-------- Entries
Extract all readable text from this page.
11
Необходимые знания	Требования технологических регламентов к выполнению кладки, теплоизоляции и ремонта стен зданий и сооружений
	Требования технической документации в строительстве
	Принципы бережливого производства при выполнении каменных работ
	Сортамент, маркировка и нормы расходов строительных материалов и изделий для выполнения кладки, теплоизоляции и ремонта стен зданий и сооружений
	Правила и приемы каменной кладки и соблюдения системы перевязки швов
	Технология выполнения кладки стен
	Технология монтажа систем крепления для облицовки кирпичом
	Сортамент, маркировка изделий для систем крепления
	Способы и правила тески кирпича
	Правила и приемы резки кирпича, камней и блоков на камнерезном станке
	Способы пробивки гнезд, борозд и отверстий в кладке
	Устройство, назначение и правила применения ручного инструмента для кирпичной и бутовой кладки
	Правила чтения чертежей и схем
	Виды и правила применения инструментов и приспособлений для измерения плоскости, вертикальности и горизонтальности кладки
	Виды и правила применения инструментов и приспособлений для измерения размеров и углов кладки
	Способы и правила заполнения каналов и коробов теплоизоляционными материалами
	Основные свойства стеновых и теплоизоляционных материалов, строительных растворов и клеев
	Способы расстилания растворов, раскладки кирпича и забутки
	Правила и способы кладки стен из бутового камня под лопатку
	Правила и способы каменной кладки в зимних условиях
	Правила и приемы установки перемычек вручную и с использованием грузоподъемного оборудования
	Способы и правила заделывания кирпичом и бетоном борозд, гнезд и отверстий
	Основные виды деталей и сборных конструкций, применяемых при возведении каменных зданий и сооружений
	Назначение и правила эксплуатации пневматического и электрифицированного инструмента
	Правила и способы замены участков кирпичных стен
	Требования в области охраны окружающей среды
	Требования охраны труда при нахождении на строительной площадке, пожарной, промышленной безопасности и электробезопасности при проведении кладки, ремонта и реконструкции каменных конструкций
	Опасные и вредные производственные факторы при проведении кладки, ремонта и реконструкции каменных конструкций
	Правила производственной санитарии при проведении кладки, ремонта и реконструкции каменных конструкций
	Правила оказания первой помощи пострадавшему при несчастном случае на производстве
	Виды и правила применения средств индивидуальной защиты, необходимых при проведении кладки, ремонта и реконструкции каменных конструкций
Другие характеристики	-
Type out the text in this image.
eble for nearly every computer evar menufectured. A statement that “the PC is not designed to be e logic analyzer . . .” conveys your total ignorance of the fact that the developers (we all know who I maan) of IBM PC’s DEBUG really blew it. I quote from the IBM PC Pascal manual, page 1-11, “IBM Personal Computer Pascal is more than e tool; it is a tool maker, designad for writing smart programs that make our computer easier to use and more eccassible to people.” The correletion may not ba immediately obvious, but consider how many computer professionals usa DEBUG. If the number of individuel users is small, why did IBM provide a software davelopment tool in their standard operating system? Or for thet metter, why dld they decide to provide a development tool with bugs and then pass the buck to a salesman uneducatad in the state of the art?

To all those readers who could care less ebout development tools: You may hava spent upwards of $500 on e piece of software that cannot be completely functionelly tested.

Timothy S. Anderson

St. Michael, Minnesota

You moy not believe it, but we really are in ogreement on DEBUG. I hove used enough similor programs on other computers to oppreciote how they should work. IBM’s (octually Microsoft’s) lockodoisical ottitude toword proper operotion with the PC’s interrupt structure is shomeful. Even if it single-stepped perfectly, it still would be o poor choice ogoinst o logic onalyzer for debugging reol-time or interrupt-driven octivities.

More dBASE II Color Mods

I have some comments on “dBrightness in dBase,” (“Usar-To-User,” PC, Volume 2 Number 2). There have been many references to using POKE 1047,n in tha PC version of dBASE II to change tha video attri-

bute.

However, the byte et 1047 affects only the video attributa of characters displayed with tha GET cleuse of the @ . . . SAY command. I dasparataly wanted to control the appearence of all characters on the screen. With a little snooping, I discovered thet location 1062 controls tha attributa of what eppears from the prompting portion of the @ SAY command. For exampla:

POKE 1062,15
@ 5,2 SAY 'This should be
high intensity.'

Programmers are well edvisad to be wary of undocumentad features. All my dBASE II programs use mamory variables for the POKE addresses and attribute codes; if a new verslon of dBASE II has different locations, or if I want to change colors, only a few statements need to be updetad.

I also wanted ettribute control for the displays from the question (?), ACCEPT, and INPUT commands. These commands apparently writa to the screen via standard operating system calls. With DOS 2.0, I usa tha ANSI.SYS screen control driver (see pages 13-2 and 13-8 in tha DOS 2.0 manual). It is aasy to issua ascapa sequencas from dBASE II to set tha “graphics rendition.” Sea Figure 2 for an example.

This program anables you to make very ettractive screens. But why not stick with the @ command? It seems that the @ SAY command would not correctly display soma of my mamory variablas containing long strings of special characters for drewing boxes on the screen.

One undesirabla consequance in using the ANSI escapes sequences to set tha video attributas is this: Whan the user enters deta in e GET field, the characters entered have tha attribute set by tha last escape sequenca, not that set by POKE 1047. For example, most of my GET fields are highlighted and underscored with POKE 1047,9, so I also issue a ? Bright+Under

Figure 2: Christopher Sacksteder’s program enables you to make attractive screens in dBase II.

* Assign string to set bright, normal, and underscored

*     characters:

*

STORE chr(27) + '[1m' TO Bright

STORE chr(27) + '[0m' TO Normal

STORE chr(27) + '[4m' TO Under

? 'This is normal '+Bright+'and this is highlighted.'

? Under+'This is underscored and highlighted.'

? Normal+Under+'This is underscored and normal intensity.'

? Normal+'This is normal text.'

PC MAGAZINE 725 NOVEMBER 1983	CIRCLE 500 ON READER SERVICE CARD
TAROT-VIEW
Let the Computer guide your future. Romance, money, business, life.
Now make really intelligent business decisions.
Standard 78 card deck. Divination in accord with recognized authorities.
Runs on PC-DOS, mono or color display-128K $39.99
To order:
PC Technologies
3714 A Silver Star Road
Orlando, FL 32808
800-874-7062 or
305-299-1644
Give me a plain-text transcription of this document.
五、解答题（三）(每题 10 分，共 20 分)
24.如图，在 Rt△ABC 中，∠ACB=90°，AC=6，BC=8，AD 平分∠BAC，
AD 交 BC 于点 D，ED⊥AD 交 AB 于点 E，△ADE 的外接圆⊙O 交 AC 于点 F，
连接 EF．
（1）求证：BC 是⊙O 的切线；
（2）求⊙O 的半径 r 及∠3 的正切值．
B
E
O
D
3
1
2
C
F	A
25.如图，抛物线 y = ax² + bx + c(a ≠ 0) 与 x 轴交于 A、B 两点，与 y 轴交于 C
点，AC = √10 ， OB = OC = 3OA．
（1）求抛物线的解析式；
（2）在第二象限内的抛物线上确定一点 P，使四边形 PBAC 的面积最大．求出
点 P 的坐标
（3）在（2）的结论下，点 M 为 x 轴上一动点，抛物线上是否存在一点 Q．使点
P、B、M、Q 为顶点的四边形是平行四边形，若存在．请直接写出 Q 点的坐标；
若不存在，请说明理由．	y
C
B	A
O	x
----------------
Instruction: Pick out each line above that includes "материалов" and show it.

Response for this exercise:
	Сортамент, маркировка и нормы расходов строительных материалов и изделий для выполнения кладки, теплоизоляции и ремонта стен зданий и сооружений
	Основные свойства стеновых и теплоизоляционных материалов, строительных растворов и клеев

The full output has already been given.